>> begin Extracted text
Writing later in the nineteenth century, Karl Marx was certainly interested in financial crisis as an ever present threat to the capitalist economic system. He argued that crises were part of an “oscillatory pattern of economic growth” (Howard and King 1985:221). Marx argued that the laws of the capitalist mode of production made the system prone to instability, depressions, and economic fluctuations. He also presented a more cyclical view of the capitalist system which included periods of growth and periods of crisis. Marx argued that crises would become more severe as time went on and eventually lead to systemic failures. Marx offered a host of reasons why capitalism was prone to crisis, including the tendency for the rate of profit to fall and the mismatch between overproduction and underconsumption (Howard and King 1985). Several of these themes have been adopted by Marxists or radical political economists in subsequent writing. The extension of Marxist ideas is probably best seen today in crisis explanations that discuss Kondratieff waves and other cyclical mechanisms that push the capitalist system into crisis (Arrighi 1994; Denemark et al. 2000; Wallerstein 2006).

A lesser known economist, but outspoken journalist and editor of The Economist, Walter Bagehot provided an analysis of crisis response in the 1870s which is still central to writings and thinking about financial crisis. Bagehot is largely credited with articulating the concept of “lender of last resort” in his writings on the Bank of England and its role in a series of crises in the nineteenth century. Bagehot’s famous advice on crisis response, that “banks should lend freely, but dearly,” is still the logic behind policy responses to crisis. Bagehot also provided a detailed discussion about how crisis was likely to spread through the domestic economy (Bagehot 1873).

Finally, in the twentieth century, the writings of John Maynard Keynes have been instrumental to much of the subsequent scholarship on crisis. In one of the final chapters of The General Theory, Keynes promoted a theory of crisis that attributed business cycles and crises to expectations about the value of capital assets. When capital assets were expected to be less valuable due to poor expectations about the future, a crisis would likely occur and cause individuals to seek liquidity (Keynes 1973b:313–32). An activist fiscal and monetary policy was necessary to respond to or counteract a crisis. It is clear from several of his works that Keynes was quite concerned about crisis. He wrote extensively on the English financial crisis of 1914 (Keynes 1914) and on the potential for crisis in the financial system created through the World War I peace settlements (Keynes 1973a), but it would be later authors, writing from a Keynesian perspective, who would extend his work to consider finance and crisis more completely (Minsky 1982; Kindleberger 2000).
>> end Extracted text
>> begin Extracted entries
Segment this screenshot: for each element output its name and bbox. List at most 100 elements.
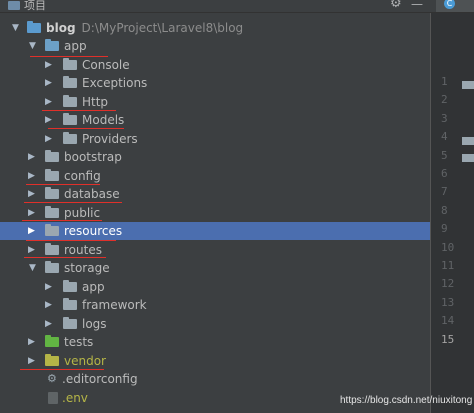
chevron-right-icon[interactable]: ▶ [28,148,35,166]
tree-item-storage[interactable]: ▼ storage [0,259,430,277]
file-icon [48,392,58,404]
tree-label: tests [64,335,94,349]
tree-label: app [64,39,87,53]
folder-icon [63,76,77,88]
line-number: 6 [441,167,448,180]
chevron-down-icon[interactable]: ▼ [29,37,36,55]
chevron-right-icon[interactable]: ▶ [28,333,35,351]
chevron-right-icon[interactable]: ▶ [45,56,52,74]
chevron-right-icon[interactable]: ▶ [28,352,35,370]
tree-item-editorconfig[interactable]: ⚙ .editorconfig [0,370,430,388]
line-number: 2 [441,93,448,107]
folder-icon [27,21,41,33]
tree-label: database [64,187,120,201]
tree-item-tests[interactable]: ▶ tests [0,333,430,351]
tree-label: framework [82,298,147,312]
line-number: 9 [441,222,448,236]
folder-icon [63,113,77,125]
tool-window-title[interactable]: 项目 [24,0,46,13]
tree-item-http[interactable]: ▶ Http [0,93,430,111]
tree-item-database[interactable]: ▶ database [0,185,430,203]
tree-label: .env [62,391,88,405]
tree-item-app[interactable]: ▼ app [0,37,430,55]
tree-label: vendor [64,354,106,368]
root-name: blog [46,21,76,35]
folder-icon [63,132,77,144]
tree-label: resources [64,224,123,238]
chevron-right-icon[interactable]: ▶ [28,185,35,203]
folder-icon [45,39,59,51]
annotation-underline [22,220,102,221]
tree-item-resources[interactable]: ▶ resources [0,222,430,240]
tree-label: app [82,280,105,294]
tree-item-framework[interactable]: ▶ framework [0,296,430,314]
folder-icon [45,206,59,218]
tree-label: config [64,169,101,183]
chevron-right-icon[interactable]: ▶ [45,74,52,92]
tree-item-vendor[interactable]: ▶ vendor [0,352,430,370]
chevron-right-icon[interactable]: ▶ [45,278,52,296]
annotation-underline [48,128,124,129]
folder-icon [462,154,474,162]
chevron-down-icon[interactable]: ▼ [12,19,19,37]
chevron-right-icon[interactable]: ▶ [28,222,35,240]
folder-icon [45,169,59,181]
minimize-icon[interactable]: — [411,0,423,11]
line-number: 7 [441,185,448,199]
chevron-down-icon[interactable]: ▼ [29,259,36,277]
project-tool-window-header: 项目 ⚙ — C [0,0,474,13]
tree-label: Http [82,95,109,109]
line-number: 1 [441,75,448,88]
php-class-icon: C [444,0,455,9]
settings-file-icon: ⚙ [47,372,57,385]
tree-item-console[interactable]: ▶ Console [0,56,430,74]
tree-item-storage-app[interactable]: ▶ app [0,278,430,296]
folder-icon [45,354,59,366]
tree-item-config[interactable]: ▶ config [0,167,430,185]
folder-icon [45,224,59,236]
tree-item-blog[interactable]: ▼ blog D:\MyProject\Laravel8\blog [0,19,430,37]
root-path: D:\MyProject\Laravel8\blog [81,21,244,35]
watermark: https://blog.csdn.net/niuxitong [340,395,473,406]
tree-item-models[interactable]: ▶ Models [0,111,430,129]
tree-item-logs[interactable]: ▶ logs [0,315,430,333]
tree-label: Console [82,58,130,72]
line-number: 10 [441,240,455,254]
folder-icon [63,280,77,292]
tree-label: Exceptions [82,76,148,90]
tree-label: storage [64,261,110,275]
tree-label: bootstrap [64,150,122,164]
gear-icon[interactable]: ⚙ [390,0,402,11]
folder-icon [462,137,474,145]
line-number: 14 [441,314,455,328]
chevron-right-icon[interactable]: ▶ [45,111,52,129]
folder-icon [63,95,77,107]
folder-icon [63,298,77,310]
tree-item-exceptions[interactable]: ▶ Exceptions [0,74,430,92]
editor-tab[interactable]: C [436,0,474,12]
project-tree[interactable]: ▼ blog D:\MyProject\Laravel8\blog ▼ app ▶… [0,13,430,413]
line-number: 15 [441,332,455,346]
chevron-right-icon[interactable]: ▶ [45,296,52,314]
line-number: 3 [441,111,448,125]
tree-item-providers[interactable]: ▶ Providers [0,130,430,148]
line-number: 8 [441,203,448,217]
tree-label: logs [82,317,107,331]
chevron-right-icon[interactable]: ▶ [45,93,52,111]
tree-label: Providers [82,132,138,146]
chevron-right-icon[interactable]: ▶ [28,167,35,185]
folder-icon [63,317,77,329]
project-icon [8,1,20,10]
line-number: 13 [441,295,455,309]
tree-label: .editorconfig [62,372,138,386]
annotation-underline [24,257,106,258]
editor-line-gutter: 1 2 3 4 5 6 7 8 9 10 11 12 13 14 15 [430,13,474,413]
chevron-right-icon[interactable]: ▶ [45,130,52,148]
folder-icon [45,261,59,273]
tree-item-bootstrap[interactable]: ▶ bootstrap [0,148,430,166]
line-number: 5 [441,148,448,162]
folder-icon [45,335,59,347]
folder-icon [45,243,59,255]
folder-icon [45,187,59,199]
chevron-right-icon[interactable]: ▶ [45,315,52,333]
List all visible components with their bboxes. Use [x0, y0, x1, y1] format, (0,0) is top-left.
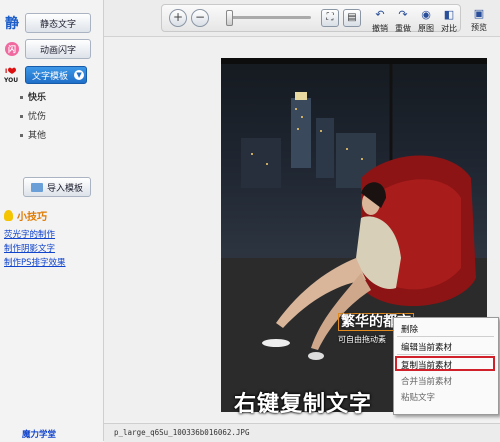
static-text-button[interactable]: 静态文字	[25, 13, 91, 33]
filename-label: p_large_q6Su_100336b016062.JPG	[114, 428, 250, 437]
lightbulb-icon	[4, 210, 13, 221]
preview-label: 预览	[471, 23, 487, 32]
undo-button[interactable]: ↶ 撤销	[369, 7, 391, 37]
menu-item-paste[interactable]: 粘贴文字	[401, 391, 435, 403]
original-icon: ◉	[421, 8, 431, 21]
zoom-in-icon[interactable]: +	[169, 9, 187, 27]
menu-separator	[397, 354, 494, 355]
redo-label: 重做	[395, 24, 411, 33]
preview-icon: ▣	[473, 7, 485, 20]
>> end Extracted entries
**Your tasks**:
**a.** In the text on theories of financial crisis, condense the paragraph beginning "A lesser known economist" into a short bulleted list that keeps its main facts.
**b.** According to the text on theories of financial crisis, to what did Keynes attribute business cycles and crises in The General Theory?
The lines above are separate material and have no connection to the text on theories of financial crisis.

**Worked answers**:
**a.**
- Walter Bagehot was a journalist and editor of The Economist who analyzed crisis response in the 1870s, and his analysis remains central to thinking about financial crisis.
- He is largely credited with articulating the concept of "lender of last resort" in his writings on the Bank of England and its role in nineteenth-century crises.
- His advice that "banks should lend freely, but dearly" still underlies policy responses to crisis.
- He also described in detail how a crisis was likely to spread through the domestic economy (Bagehot 1873).

**b.** He attributed them to expectations about the value of capital assets.